Written problem -> Copy the listing below line for line, reproducing every character without change.

○ ○ ○ ○ ○

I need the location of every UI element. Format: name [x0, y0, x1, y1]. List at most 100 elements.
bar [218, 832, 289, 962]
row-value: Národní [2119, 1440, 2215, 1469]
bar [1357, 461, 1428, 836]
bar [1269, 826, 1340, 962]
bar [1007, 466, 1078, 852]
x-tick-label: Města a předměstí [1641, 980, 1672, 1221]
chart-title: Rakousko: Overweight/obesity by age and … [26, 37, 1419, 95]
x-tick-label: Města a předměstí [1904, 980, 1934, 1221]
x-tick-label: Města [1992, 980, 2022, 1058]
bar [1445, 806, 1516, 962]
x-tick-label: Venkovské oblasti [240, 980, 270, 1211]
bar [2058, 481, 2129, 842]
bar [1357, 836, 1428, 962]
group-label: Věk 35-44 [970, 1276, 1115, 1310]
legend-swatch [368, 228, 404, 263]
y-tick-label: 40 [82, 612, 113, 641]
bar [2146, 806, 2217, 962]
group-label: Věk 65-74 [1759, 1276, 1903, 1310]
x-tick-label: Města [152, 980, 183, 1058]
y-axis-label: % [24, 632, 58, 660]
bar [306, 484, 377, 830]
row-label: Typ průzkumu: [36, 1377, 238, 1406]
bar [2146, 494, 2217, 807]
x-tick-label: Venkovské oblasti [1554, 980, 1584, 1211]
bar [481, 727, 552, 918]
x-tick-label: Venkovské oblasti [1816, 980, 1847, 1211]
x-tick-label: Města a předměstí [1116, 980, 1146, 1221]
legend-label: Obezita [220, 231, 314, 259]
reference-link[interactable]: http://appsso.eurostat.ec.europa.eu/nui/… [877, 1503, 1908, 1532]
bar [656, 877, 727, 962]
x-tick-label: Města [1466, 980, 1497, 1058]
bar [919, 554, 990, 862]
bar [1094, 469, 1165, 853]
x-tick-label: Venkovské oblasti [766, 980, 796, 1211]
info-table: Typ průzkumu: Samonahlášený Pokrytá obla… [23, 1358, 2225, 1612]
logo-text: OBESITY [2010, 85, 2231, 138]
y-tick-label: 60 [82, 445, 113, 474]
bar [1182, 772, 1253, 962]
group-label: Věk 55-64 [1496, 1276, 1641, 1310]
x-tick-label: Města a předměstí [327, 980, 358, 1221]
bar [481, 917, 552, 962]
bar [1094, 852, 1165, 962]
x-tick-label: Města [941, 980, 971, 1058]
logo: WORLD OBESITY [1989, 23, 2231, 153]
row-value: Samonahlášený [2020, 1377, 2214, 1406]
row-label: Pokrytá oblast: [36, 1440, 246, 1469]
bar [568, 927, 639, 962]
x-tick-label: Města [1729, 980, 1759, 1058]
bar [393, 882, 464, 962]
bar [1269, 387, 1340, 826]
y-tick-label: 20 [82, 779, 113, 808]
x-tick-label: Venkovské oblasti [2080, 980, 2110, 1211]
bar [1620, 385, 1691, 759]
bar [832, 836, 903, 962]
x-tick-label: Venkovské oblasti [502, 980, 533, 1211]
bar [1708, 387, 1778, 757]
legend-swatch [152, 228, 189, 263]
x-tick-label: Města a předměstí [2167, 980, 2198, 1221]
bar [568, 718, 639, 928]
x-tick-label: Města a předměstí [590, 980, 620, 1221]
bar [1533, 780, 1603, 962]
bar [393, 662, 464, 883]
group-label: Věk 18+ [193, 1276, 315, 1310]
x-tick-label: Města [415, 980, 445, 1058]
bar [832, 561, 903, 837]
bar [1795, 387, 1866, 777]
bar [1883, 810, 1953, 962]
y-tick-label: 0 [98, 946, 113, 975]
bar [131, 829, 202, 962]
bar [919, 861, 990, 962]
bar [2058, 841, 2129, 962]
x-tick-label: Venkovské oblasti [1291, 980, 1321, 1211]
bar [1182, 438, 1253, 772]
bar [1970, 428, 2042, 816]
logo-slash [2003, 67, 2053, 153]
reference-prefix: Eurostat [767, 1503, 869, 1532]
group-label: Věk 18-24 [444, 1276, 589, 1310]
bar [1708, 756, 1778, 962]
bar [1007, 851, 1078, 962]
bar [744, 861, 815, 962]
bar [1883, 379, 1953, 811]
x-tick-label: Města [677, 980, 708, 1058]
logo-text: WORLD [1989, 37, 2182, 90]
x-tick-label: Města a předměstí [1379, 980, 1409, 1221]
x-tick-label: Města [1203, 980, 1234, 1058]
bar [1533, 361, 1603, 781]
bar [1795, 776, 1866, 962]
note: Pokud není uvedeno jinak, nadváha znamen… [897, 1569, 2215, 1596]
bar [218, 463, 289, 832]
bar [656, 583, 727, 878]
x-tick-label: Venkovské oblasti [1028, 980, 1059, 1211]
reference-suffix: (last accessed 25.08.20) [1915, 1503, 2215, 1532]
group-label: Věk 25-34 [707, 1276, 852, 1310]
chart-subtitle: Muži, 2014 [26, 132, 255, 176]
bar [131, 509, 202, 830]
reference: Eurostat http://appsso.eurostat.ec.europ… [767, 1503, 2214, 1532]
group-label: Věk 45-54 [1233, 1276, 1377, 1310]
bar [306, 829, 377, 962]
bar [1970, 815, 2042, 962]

○ ○ ○ ○ ○

Final result ->
I need the location of every UI element. Format: name [x0, y0, x1, y1]. List at most 100 elements.
bar [218, 832, 289, 962]
row-value: Národní [2119, 1440, 2215, 1469]
bar [1357, 461, 1428, 836]
bar [1269, 826, 1340, 962]
bar [1007, 466, 1078, 852]
x-tick-label: Města a předměstí [1641, 980, 1672, 1221]
chart-title: Rakousko: Overweight/obesity by age and … [26, 37, 1419, 95]
x-tick-label: Města a předměstí [1904, 980, 1934, 1221]
x-tick-label: Města [1992, 980, 2022, 1058]
bar [1445, 806, 1516, 962]
x-tick-label: Venkovské oblasti [240, 980, 270, 1211]
bar [2058, 481, 2129, 842]
bar [1357, 836, 1428, 962]
group-label: Věk 35-44 [970, 1276, 1115, 1310]
legend-swatch [368, 228, 404, 263]
y-tick-label: 40 [82, 612, 113, 641]
bar [2146, 806, 2217, 962]
group-label: Věk 65-74 [1759, 1276, 1903, 1310]
x-tick-label: Města [152, 980, 183, 1058]
y-axis-label: % [24, 632, 58, 660]
bar [306, 484, 377, 830]
row-label: Typ průzkumu: [36, 1377, 238, 1406]
bar [2146, 494, 2217, 807]
x-tick-label: Venkovské oblasti [1554, 980, 1584, 1211]
bar [481, 727, 552, 918]
x-tick-label: Venkovské oblasti [1816, 980, 1847, 1211]
x-tick-label: Města a předměstí [1116, 980, 1146, 1221]
legend-label: Obezita [220, 231, 314, 259]
reference-link[interactable]: http://appsso.eurostat.ec.europa.eu/nui/… [877, 1503, 1908, 1532]
bar [656, 877, 727, 962]
x-tick-label: Města [1466, 980, 1497, 1058]
bar [919, 554, 990, 862]
bar [1094, 469, 1165, 853]
x-tick-label: Venkovské oblasti [766, 980, 796, 1211]
info-table: Typ průzkumu: Samonahlášený Pokrytá obla… [23, 1358, 2225, 1612]
logo-text: OBESITY [2010, 85, 2231, 138]
y-tick-label: 60 [82, 445, 113, 474]
bar [1182, 772, 1253, 962]
group-label: Věk 55-64 [1496, 1276, 1641, 1310]
x-tick-label: Města a předměstí [327, 980, 358, 1221]
bar [481, 917, 552, 962]
bar [1094, 852, 1165, 962]
x-tick-label: Města [941, 980, 971, 1058]
logo: WORLD OBESITY [1989, 23, 2231, 153]
row-value: Samonahlášený [2020, 1377, 2214, 1406]
row-label: Pokrytá oblast: [36, 1440, 246, 1469]
bar [568, 927, 639, 962]
x-tick-label: Města [1729, 980, 1759, 1058]
bar [393, 882, 464, 962]
bar [1269, 387, 1340, 826]
y-tick-label: 20 [82, 779, 113, 808]
x-tick-label: Venkovské oblasti [2080, 980, 2110, 1211]
bar [1620, 385, 1691, 759]
bar [832, 836, 903, 962]
x-tick-label: Venkovské oblasti [502, 980, 533, 1211]
bar [1708, 387, 1778, 757]
legend-swatch [152, 228, 189, 263]
x-tick-label: Města a předměstí [2167, 980, 2198, 1221]
bar [568, 718, 639, 928]
x-tick-label: Města a předměstí [590, 980, 620, 1221]
bar [1533, 780, 1603, 962]
bar [393, 662, 464, 883]
group-label: Věk 18+ [193, 1276, 315, 1310]
x-tick-label: Města [415, 980, 445, 1058]
bar [832, 561, 903, 837]
bar [1795, 387, 1866, 777]
bar [1883, 810, 1953, 962]
y-tick-label: 0 [98, 946, 113, 975]
bar [131, 829, 202, 962]
bar [919, 861, 990, 962]
bar [2058, 841, 2129, 962]
x-tick-label: Venkovské oblasti [1291, 980, 1321, 1211]
bar [1182, 438, 1253, 772]
bar [1970, 428, 2042, 816]
logo-slash [2003, 67, 2053, 153]
reference-prefix: Eurostat [767, 1503, 869, 1532]
group-label: Věk 18-24 [444, 1276, 589, 1310]
bar [1708, 756, 1778, 962]
bar [1007, 851, 1078, 962]
bar [744, 861, 815, 962]
bar [1883, 379, 1953, 811]
x-tick-label: Města [677, 980, 708, 1058]
logo-text: WORLD [1989, 37, 2182, 90]
x-tick-label: Města a předměstí [1379, 980, 1409, 1221]
x-tick-label: Města [1203, 980, 1234, 1058]
bar [1533, 361, 1603, 781]
bar [1795, 776, 1866, 962]
note: Pokud není uvedeno jinak, nadváha znamen… [897, 1569, 2215, 1596]
bar [218, 463, 289, 832]
bar [656, 583, 727, 878]
x-tick-label: Venkovské oblasti [1028, 980, 1059, 1211]
reference-suffix: (last accessed 25.08.20) [1915, 1503, 2215, 1532]
group-label: Věk 25-34 [707, 1276, 852, 1310]
chart-subtitle: Muži, 2014 [26, 132, 255, 176]
bar [131, 509, 202, 830]
reference: Eurostat http://appsso.eurostat.ec.europ… [767, 1503, 2214, 1532]
group-label: Věk 45-54 [1233, 1276, 1377, 1310]
bar [306, 829, 377, 962]
bar [1970, 815, 2042, 962]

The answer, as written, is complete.